━━━━━ DATA PROVIDED
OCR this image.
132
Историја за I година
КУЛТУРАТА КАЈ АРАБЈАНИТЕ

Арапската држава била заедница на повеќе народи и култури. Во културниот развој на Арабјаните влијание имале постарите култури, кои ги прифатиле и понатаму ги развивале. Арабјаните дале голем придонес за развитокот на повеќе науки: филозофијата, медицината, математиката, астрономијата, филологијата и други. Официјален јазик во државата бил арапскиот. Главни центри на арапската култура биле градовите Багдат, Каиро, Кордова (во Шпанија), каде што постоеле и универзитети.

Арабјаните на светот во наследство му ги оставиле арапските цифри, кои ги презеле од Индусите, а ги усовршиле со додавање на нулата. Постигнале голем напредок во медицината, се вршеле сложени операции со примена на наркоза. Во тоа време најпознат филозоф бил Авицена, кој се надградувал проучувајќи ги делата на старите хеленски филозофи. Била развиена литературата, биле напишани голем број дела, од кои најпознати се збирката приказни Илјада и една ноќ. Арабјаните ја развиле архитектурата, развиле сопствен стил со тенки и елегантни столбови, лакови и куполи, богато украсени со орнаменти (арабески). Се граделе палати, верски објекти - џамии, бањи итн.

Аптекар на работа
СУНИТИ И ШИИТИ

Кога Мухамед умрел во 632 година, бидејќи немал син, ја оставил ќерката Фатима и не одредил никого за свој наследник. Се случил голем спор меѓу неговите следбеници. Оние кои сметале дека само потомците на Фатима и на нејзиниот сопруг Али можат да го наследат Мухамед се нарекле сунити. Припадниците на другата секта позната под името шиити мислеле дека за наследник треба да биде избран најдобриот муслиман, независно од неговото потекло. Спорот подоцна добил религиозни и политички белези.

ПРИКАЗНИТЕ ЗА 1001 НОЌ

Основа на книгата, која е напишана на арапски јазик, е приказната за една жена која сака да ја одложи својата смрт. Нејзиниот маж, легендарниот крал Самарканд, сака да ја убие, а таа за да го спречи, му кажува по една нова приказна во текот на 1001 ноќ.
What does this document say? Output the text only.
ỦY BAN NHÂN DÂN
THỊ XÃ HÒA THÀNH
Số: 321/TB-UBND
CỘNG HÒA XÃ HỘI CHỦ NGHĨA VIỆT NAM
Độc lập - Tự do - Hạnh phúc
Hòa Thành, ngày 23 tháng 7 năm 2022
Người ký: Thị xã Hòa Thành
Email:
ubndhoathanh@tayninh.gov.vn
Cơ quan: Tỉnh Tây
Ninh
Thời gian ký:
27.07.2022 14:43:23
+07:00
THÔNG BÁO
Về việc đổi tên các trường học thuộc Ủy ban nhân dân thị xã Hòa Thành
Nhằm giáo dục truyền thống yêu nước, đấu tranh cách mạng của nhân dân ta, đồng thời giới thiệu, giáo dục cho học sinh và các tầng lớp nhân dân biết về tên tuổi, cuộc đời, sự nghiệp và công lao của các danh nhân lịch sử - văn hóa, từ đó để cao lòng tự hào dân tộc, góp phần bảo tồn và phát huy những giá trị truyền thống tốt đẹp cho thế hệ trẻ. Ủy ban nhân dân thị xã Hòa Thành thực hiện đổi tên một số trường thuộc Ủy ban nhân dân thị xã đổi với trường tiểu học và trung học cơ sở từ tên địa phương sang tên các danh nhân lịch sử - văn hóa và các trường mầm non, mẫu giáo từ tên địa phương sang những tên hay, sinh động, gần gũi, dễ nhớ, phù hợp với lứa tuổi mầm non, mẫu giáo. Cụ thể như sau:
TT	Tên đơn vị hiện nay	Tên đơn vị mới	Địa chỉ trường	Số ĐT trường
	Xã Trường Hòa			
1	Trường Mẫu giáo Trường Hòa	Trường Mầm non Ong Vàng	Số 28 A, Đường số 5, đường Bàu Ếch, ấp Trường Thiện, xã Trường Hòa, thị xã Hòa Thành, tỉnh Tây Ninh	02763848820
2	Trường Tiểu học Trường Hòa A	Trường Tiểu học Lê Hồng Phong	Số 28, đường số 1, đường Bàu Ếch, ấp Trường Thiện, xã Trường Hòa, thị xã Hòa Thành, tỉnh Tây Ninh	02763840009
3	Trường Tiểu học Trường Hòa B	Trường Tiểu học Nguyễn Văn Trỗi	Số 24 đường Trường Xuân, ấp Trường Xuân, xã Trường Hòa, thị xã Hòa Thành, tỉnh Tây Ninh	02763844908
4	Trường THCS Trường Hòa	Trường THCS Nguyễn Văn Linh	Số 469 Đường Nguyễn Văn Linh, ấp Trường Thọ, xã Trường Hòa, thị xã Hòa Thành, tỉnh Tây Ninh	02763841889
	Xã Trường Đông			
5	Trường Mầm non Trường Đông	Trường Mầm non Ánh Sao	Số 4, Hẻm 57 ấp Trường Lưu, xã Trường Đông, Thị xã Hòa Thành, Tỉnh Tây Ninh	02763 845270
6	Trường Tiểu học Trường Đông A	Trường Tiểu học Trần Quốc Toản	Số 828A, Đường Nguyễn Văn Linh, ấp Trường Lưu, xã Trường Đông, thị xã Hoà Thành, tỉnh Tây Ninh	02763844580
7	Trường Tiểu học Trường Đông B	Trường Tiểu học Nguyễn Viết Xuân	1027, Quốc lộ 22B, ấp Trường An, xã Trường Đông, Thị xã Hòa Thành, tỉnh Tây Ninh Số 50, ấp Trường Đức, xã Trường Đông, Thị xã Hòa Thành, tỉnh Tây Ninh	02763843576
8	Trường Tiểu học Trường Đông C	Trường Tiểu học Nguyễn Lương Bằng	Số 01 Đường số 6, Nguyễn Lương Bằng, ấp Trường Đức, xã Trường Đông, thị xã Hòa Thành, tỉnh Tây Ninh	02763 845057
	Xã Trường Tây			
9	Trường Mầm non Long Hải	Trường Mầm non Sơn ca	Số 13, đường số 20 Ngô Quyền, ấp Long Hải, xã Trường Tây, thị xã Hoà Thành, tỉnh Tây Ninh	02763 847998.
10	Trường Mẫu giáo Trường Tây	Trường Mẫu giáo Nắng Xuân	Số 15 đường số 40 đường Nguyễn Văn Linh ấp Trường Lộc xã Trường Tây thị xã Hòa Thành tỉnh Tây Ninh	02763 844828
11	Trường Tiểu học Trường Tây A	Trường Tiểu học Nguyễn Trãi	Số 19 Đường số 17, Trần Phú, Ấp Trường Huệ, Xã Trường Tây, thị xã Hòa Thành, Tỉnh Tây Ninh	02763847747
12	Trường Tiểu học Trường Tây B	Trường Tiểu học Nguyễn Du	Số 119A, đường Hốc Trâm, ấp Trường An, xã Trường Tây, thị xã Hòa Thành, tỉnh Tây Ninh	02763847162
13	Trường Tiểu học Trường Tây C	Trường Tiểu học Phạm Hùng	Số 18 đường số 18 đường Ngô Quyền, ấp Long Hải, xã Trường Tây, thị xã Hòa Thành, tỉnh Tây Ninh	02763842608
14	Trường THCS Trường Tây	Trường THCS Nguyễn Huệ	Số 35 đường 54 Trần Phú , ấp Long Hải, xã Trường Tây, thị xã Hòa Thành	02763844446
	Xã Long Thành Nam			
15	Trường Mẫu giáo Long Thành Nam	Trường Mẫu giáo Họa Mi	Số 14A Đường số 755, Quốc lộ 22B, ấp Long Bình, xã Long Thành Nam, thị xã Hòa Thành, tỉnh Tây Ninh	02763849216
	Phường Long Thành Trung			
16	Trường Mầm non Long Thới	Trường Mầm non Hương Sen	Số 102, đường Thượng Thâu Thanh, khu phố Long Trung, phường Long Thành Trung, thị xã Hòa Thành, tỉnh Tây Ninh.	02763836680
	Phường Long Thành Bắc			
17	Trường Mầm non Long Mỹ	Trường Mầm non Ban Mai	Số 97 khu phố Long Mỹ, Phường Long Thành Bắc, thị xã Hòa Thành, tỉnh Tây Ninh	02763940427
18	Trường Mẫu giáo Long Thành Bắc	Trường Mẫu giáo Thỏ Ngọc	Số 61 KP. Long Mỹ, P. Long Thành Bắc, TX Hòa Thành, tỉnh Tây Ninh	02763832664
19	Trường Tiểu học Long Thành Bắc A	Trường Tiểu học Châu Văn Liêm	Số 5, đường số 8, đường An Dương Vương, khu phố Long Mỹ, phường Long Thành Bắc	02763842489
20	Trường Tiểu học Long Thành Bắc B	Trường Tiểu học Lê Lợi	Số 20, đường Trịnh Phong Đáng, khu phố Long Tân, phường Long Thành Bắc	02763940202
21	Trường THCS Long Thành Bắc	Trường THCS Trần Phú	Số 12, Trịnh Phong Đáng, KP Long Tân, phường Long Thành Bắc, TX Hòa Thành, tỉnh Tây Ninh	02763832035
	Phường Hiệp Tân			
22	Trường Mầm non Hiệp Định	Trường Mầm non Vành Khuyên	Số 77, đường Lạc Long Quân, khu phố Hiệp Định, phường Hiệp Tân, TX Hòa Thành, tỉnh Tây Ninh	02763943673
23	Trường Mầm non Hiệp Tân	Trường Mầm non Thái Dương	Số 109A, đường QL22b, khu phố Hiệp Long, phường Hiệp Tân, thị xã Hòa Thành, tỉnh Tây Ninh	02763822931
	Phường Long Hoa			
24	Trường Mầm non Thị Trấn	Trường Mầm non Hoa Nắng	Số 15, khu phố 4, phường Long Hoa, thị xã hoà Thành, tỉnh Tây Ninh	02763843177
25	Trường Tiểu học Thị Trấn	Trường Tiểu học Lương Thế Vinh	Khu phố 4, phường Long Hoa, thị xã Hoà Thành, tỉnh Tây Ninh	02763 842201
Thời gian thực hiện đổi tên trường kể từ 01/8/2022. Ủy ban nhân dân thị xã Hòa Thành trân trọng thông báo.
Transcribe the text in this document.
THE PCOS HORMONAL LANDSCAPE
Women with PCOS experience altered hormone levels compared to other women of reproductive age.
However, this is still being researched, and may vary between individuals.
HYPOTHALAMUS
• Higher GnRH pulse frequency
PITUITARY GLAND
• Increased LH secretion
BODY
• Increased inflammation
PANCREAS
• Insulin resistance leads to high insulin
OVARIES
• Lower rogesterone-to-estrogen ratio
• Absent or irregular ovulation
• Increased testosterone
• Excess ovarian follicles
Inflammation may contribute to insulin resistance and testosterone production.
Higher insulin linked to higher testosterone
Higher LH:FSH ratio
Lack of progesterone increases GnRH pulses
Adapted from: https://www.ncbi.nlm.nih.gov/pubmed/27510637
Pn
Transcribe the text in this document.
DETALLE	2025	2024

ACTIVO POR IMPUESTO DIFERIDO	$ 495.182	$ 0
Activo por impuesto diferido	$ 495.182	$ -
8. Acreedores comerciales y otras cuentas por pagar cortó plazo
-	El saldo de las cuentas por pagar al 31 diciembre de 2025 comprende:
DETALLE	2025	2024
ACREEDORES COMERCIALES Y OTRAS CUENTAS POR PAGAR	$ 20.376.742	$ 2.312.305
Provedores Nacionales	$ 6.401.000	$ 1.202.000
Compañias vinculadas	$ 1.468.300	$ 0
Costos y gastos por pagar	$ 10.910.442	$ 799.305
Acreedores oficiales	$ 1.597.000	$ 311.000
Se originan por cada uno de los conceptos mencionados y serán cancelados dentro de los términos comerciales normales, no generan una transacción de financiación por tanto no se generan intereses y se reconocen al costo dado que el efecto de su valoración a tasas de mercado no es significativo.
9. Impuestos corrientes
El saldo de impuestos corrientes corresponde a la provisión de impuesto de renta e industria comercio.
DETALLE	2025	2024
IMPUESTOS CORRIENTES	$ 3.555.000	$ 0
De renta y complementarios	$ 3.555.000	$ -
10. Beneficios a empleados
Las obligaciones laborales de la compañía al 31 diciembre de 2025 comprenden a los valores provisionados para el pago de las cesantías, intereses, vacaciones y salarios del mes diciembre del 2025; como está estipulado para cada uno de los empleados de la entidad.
━━━━━━━━━━
### YOUR GOAL
Using the listing above, return all lines where the word "intereses" occurs.

### SOLUTION TO THIS EXERCISE
Se originan por cada uno de los conceptos mencionados y serán cancelados dentro de los términos comerciales normales, no generan una transacción de financiación por tanto no se generan intereses y se reconocen al costo dado que el efecto de su valoración a tasas de mercado no es significativo.
Las obligaciones laborales de la compañía al 31 diciembre de 2025 comprenden a los valores provisionados para el pago de las cesantías, intereses, vacaciones y salarios del mes diciembre del 2025; como está estipulado para cada uno de los empleados de la entidad.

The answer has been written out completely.